## [Problem details]
Pull out every line below that contains the word "name".

## [Entries provided]
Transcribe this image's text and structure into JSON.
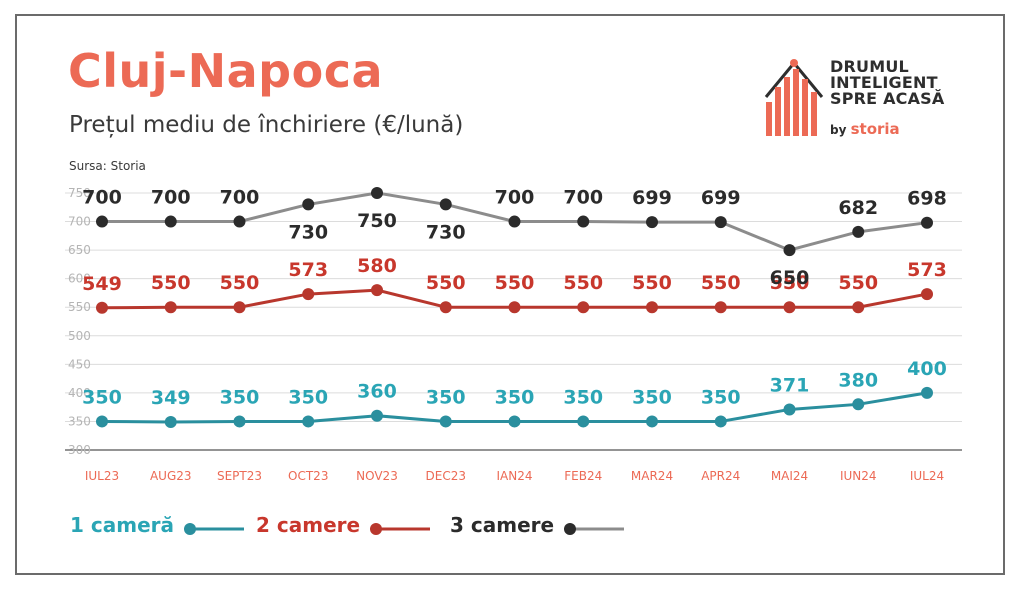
{
  "header": {
    "title": "Cluj-Napoca",
    "subtitle": "Prețul mediu de închiriere (€/lună)",
    "source": "Sursa: Storia"
  },
  "brand": {
    "line1": "DRUMUL",
    "line2": "INTELIGENT",
    "line3": "SPRE ACASĂ",
    "by": "by ",
    "storia": "storia",
    "icon": "house-bars-icon",
    "color": "#ec6a55"
  },
  "chart_data": {
    "type": "line",
    "categories": [
      "IUL23",
      "AUG23",
      "SEPT23",
      "OCT23",
      "NOV23",
      "DEC23",
      "IAN24",
      "FEB24",
      "MAR24",
      "APR24",
      "MAI24",
      "IUN24",
      "IUL24"
    ],
    "ylim": [
      300,
      750
    ],
    "yticks": [
      300,
      350,
      400,
      450,
      500,
      550,
      600,
      650,
      700,
      750
    ],
    "grid": true,
    "legend_position": "bottom",
    "series": [
      {
        "name": "1 cameră",
        "color": "#2a8f9e",
        "label_color": "#2aa5b5",
        "values": [
          350,
          349,
          350,
          350,
          360,
          350,
          350,
          350,
          350,
          350,
          371,
          380,
          400
        ]
      },
      {
        "name": "2 camere",
        "color": "#b8372d",
        "label_color": "#c8372c",
        "values": [
          549,
          550,
          550,
          573,
          580,
          550,
          550,
          550,
          550,
          550,
          550,
          550,
          573
        ]
      },
      {
        "name": "3 camere",
        "color": "#8c8c8c",
        "label_color": "#2b2b2b",
        "marker_color": "#2b2b2b",
        "values": [
          700,
          700,
          700,
          730,
          750,
          730,
          700,
          700,
          699,
          699,
          650,
          682,
          698
        ]
      }
    ]
  }
}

## [Result]
        "name": "1 cameră",
        "name": "2 camere",
        "name": "3 camere",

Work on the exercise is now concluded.